### Items
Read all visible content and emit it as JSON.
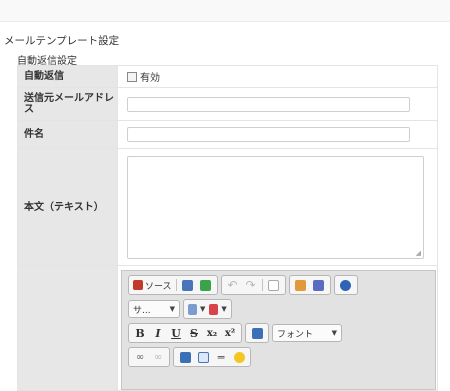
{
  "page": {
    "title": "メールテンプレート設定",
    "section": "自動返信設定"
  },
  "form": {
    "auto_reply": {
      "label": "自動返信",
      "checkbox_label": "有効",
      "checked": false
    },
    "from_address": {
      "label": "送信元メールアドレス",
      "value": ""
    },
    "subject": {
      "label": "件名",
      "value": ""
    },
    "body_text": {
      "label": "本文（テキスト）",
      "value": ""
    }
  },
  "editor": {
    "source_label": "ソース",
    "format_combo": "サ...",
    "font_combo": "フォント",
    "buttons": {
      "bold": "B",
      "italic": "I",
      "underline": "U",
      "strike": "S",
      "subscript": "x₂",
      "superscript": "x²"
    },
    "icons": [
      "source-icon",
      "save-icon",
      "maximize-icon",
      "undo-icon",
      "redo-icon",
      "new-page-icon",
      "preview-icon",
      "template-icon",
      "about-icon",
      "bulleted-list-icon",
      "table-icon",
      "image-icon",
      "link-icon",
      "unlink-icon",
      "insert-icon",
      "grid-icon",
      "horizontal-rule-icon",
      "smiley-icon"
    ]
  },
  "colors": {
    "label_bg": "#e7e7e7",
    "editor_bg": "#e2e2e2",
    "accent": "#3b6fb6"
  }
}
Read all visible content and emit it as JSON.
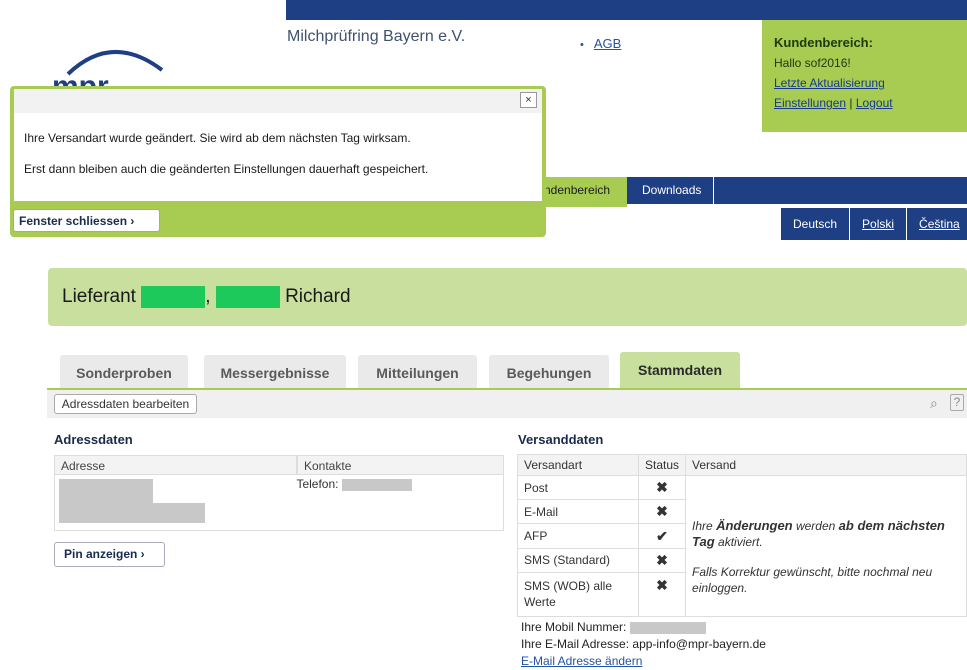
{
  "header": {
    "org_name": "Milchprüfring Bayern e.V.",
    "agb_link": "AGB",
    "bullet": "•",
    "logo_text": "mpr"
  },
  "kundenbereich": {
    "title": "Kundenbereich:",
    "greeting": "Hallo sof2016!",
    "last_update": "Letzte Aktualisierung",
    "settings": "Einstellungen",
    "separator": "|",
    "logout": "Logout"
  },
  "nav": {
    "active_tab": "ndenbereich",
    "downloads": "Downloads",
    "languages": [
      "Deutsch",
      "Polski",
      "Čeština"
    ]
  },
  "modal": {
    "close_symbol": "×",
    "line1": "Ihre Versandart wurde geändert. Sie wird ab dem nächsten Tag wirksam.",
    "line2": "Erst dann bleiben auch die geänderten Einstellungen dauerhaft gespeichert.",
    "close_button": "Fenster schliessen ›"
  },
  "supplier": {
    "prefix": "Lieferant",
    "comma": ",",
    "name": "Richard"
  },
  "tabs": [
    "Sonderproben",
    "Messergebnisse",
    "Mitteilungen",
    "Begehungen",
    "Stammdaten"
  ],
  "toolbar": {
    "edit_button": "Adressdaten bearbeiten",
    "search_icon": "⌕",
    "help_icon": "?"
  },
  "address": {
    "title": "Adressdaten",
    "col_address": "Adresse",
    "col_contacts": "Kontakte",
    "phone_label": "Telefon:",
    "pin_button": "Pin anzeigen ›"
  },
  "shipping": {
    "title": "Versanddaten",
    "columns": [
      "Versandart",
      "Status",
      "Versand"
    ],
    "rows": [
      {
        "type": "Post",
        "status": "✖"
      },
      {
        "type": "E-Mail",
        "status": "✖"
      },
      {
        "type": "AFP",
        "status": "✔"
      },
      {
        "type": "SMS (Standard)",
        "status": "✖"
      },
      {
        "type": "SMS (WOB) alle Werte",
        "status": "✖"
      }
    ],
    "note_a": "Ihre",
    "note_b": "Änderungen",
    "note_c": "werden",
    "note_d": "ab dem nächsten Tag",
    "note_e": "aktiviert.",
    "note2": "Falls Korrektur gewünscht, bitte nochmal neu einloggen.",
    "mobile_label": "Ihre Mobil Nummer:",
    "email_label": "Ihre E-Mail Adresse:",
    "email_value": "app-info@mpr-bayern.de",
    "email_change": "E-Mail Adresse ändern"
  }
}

---

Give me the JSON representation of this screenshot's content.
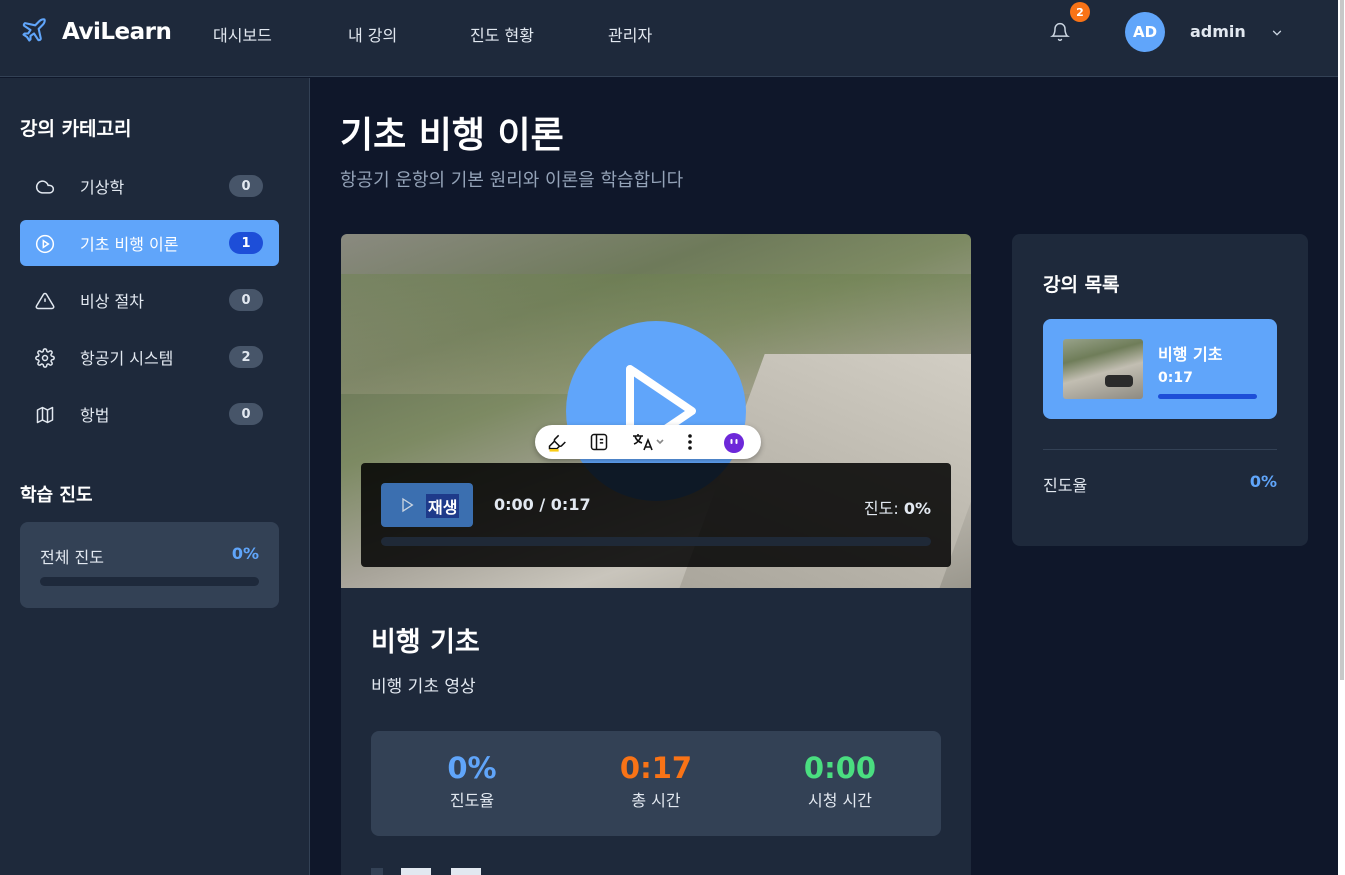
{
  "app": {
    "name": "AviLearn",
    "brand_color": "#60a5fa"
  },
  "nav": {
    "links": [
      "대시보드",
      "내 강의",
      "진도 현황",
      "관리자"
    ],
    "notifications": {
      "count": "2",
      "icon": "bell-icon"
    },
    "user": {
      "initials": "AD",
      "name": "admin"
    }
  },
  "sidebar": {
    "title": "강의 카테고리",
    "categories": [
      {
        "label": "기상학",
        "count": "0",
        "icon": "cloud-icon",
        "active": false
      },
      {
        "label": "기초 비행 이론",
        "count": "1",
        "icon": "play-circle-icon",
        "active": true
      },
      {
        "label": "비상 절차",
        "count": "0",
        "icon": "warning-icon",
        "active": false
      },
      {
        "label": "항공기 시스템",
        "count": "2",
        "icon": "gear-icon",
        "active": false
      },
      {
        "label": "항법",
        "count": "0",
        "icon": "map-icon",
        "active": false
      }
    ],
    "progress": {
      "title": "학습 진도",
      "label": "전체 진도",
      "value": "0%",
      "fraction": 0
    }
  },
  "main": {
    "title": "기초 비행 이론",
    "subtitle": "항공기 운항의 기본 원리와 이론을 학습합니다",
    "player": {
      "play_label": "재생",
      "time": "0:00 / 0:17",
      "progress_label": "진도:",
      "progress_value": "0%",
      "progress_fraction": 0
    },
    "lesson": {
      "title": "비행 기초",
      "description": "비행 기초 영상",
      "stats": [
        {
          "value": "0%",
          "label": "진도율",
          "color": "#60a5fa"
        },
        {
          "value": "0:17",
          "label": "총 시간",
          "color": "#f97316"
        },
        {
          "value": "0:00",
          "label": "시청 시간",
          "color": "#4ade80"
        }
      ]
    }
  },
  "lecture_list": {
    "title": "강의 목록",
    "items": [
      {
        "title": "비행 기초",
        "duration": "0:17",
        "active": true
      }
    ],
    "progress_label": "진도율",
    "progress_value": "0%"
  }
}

==

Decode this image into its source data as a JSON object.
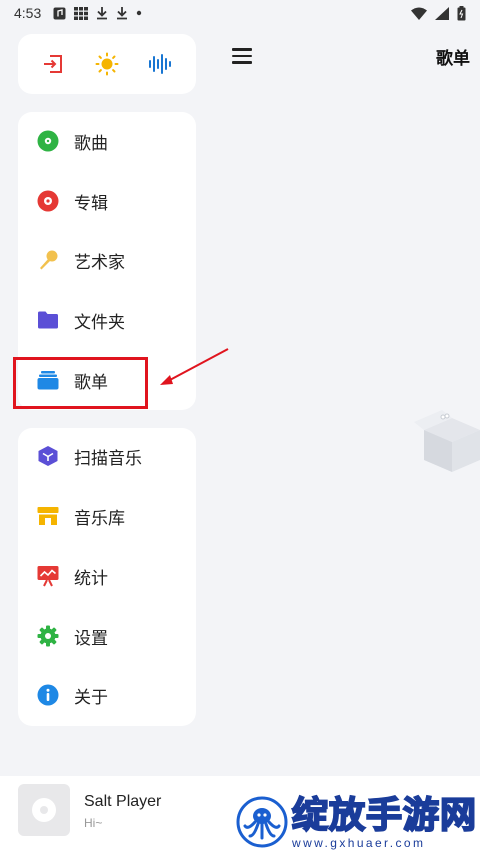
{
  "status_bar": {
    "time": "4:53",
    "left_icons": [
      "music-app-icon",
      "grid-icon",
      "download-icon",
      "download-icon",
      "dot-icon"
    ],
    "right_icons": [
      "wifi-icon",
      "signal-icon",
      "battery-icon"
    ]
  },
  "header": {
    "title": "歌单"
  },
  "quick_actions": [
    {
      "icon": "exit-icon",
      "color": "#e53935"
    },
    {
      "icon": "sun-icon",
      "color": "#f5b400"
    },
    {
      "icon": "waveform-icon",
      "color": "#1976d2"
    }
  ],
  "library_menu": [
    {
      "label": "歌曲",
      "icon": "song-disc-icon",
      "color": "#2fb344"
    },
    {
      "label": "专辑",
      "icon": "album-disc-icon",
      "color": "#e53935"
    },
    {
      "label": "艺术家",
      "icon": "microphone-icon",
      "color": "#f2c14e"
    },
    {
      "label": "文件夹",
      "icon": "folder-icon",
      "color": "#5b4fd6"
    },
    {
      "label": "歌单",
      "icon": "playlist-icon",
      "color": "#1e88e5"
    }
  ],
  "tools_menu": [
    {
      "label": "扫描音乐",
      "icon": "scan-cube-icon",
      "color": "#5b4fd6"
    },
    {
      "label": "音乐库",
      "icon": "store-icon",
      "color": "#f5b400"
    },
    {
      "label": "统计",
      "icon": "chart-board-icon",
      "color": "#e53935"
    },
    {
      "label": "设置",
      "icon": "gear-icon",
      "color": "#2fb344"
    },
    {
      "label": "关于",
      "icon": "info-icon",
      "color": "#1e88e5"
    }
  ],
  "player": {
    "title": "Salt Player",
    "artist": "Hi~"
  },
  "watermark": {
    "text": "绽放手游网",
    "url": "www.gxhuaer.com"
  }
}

### Problem to work on
From the records above, how many lines include the word "Adressdaten"? Only the number is wanted.

### Response
2